> WHAT THIS TASK INVOLVES:
Could you give the data below again, exactly and completely?

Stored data
======
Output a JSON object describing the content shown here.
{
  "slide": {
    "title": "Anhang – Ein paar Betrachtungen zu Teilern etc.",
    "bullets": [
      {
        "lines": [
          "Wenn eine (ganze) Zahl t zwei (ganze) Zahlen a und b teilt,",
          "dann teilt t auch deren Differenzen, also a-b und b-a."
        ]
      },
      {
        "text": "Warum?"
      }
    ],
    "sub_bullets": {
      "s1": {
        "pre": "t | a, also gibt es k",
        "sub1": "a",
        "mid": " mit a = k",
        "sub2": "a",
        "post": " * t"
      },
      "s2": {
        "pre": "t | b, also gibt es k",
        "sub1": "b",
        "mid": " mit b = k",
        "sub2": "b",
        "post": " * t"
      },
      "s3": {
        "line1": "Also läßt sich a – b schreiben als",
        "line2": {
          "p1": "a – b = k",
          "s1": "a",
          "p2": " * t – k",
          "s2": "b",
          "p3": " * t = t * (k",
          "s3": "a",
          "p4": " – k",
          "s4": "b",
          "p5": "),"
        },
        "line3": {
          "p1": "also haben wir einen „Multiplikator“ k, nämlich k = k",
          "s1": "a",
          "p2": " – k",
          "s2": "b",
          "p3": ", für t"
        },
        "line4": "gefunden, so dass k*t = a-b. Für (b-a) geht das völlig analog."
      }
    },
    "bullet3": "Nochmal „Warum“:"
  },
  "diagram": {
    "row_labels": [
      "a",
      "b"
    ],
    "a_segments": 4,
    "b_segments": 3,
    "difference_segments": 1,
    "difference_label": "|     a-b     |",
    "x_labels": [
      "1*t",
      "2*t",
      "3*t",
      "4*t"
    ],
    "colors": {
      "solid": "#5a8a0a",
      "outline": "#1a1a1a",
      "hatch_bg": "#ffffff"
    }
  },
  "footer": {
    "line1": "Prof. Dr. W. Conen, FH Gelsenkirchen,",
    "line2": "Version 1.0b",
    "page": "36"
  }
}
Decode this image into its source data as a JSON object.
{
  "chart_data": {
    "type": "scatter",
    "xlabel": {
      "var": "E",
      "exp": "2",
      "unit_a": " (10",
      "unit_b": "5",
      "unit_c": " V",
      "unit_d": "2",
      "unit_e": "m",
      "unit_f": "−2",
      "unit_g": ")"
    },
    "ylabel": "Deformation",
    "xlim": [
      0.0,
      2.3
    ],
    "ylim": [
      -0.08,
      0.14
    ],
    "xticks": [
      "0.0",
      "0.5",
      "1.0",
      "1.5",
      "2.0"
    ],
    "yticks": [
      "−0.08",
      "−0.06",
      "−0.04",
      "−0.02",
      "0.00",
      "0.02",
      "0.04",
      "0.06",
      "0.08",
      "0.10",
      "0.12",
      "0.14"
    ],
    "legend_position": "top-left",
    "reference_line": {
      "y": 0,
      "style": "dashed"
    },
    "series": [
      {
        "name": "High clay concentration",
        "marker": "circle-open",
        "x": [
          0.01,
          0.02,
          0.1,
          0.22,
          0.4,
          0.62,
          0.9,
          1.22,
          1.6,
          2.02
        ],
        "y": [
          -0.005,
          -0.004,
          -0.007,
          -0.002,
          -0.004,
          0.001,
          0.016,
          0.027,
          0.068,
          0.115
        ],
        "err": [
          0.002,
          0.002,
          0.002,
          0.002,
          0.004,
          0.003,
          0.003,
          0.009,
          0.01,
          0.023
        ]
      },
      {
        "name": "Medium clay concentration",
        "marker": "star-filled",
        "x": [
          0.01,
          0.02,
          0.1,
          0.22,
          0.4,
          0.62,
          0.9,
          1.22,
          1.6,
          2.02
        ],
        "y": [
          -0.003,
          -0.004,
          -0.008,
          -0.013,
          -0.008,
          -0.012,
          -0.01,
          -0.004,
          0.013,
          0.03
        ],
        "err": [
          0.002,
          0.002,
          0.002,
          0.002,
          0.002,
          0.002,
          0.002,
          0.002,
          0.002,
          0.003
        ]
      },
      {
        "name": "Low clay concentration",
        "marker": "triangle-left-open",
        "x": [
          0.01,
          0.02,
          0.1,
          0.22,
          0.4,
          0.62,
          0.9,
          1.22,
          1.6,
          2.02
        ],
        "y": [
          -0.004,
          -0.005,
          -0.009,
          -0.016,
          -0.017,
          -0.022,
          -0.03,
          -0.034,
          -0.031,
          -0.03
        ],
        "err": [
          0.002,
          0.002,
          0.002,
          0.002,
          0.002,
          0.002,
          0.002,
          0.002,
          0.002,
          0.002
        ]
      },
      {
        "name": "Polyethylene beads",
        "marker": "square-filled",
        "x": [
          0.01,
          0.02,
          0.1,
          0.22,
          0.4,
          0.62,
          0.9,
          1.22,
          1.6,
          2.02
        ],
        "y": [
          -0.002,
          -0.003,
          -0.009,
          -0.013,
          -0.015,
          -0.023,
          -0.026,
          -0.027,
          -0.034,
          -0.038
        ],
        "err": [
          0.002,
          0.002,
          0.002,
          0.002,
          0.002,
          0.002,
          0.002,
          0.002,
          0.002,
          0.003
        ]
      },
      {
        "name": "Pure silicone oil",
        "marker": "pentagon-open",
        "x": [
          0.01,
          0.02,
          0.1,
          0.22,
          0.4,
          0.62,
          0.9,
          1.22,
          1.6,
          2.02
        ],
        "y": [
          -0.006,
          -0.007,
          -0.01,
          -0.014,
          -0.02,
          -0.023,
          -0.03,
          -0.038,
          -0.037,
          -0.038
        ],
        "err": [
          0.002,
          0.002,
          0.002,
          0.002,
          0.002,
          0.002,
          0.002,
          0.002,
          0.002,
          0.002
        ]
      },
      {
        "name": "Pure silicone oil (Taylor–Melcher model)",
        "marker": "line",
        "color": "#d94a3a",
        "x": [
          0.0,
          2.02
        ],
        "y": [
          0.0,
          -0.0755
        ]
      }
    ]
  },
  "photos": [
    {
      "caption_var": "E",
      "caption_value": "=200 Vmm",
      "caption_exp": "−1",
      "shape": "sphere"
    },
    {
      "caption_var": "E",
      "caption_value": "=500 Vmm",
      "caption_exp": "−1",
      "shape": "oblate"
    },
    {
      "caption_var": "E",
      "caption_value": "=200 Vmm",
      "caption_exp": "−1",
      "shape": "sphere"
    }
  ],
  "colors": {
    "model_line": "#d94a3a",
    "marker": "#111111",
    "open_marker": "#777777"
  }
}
======
> COMPLETE ANSWER:
Output a JSON object describing the content shown here.
{
  "slide": {
    "title": "Anhang – Ein paar Betrachtungen zu Teilern etc.",
    "bullets": [
      {
        "lines": [
          "Wenn eine (ganze) Zahl t zwei (ganze) Zahlen a und b teilt,",
          "dann teilt t auch deren Differenzen, also a-b und b-a."
        ]
      },
      {
        "text": "Warum?"
      }
    ],
    "sub_bullets": {
      "s1": {
        "pre": "t | a, also gibt es k",
        "sub1": "a",
        "mid": " mit a = k",
        "sub2": "a",
        "post": " * t"
      },
      "s2": {
        "pre": "t | b, also gibt es k",
        "sub1": "b",
        "mid": " mit b = k",
        "sub2": "b",
        "post": " * t"
      },
      "s3": {
        "line1": "Also läßt sich a – b schreiben als",
        "line2": {
          "p1": "a – b = k",
          "s1": "a",
          "p2": " * t – k",
          "s2": "b",
          "p3": " * t = t * (k",
          "s3": "a",
          "p4": " – k",
          "s4": "b",
          "p5": "),"
        },
        "line3": {
          "p1": "also haben wir einen „Multiplikator“ k, nämlich k = k",
          "s1": "a",
          "p2": " – k",
          "s2": "b",
          "p3": ", für t"
        },
        "line4": "gefunden, so dass k*t = a-b. Für (b-a) geht das völlig analog."
      }
    },
    "bullet3": "Nochmal „Warum“:"
  },
  "diagram": {
    "row_labels": [
      "a",
      "b"
    ],
    "a_segments": 4,
    "b_segments": 3,
    "difference_segments": 1,
    "difference_label": "|     a-b     |",
    "x_labels": [
      "1*t",
      "2*t",
      "3*t",
      "4*t"
    ],
    "colors": {
      "solid": "#5a8a0a",
      "outline": "#1a1a1a",
      "hatch_bg": "#ffffff"
    }
  },
  "footer": {
    "line1": "Prof. Dr. W. Conen, FH Gelsenkirchen,",
    "line2": "Version 1.0b",
    "page": "36"
  }
}
Decode this image into its source data as a JSON object.
{
  "chart_data": {
    "type": "scatter",
    "xlabel": {
      "var": "E",
      "exp": "2",
      "unit_a": " (10",
      "unit_b": "5",
      "unit_c": " V",
      "unit_d": "2",
      "unit_e": "m",
      "unit_f": "−2",
      "unit_g": ")"
    },
    "ylabel": "Deformation",
    "xlim": [
      0.0,
      2.3
    ],
    "ylim": [
      -0.08,
      0.14
    ],
    "xticks": [
      "0.0",
      "0.5",
      "1.0",
      "1.5",
      "2.0"
    ],
    "yticks": [
      "−0.08",
      "−0.06",
      "−0.04",
      "−0.02",
      "0.00",
      "0.02",
      "0.04",
      "0.06",
      "0.08",
      "0.10",
      "0.12",
      "0.14"
    ],
    "legend_position": "top-left",
    "reference_line": {
      "y": 0,
      "style": "dashed"
    },
    "series": [
      {
        "name": "High clay concentration",
        "marker": "circle-open",
        "x": [
          0.01,
          0.02,
          0.1,
          0.22,
          0.4,
          0.62,
          0.9,
          1.22,
          1.6,
          2.02
        ],
        "y": [
          -0.005,
          -0.004,
          -0.007,
          -0.002,
          -0.004,
          0.001,
          0.016,
          0.027,
          0.068,
          0.115
        ],
        "err": [
          0.002,
          0.002,
          0.002,
          0.002,
          0.004,
          0.003,
          0.003,
          0.009,
          0.01,
          0.023
        ]
      },
      {
        "name": "Medium clay concentration",
        "marker": "star-filled",
        "x": [
          0.01,
          0.02,
          0.1,
          0.22,
          0.4,
          0.62,
          0.9,
          1.22,
          1.6,
          2.02
        ],
        "y": [
          -0.003,
          -0.004,
          -0.008,
          -0.013,
          -0.008,
          -0.012,
          -0.01,
          -0.004,
          0.013,
          0.03
        ],
        "err": [
          0.002,
          0.002,
          0.002,
          0.002,
          0.002,
          0.002,
          0.002,
          0.002,
          0.002,
          0.003
        ]
      },
      {
        "name": "Low clay concentration",
        "marker": "triangle-left-open",
        "x": [
          0.01,
          0.02,
          0.1,
          0.22,
          0.4,
          0.62,
          0.9,
          1.22,
          1.6,
          2.02
        ],
        "y": [
          -0.004,
          -0.005,
          -0.009,
          -0.016,
          -0.017,
          -0.022,
          -0.03,
          -0.034,
          -0.031,
          -0.03
        ],
        "err": [
          0.002,
          0.002,
          0.002,
          0.002,
          0.002,
          0.002,
          0.002,
          0.002,
          0.002,
          0.002
        ]
      },
      {
        "name": "Polyethylene beads",
        "marker": "square-filled",
        "x": [
          0.01,
          0.02,
          0.1,
          0.22,
          0.4,
          0.62,
          0.9,
          1.22,
          1.6,
          2.02
        ],
        "y": [
          -0.002,
          -0.003,
          -0.009,
          -0.013,
          -0.015,
          -0.023,
          -0.026,
          -0.027,
          -0.034,
          -0.038
        ],
        "err": [
          0.002,
          0.002,
          0.002,
          0.002,
          0.002,
          0.002,
          0.002,
          0.002,
          0.002,
          0.003
        ]
      },
      {
        "name": "Pure silicone oil",
        "marker": "pentagon-open",
        "x": [
          0.01,
          0.02,
          0.1,
          0.22,
          0.4,
          0.62,
          0.9,
          1.22,
          1.6,
          2.02
        ],
        "y": [
          -0.006,
          -0.007,
          -0.01,
          -0.014,
          -0.02,
          -0.023,
          -0.03,
          -0.038,
          -0.037,
          -0.038
        ],
        "err": [
          0.002,
          0.002,
          0.002,
          0.002,
          0.002,
          0.002,
          0.002,
          0.002,
          0.002,
          0.002
        ]
      },
      {
        "name": "Pure silicone oil (Taylor–Melcher model)",
        "marker": "line",
        "color": "#d94a3a",
        "x": [
          0.0,
          2.02
        ],
        "y": [
          0.0,
          -0.0755
        ]
      }
    ]
  },
  "photos": [
    {
      "caption_var": "E",
      "caption_value": "=200 Vmm",
      "caption_exp": "−1",
      "shape": "sphere"
    },
    {
      "caption_var": "E",
      "caption_value": "=500 Vmm",
      "caption_exp": "−1",
      "shape": "oblate"
    },
    {
      "caption_var": "E",
      "caption_value": "=200 Vmm",
      "caption_exp": "−1",
      "shape": "sphere"
    }
  ],
  "colors": {
    "model_line": "#d94a3a",
    "marker": "#111111",
    "open_marker": "#777777"
  }
}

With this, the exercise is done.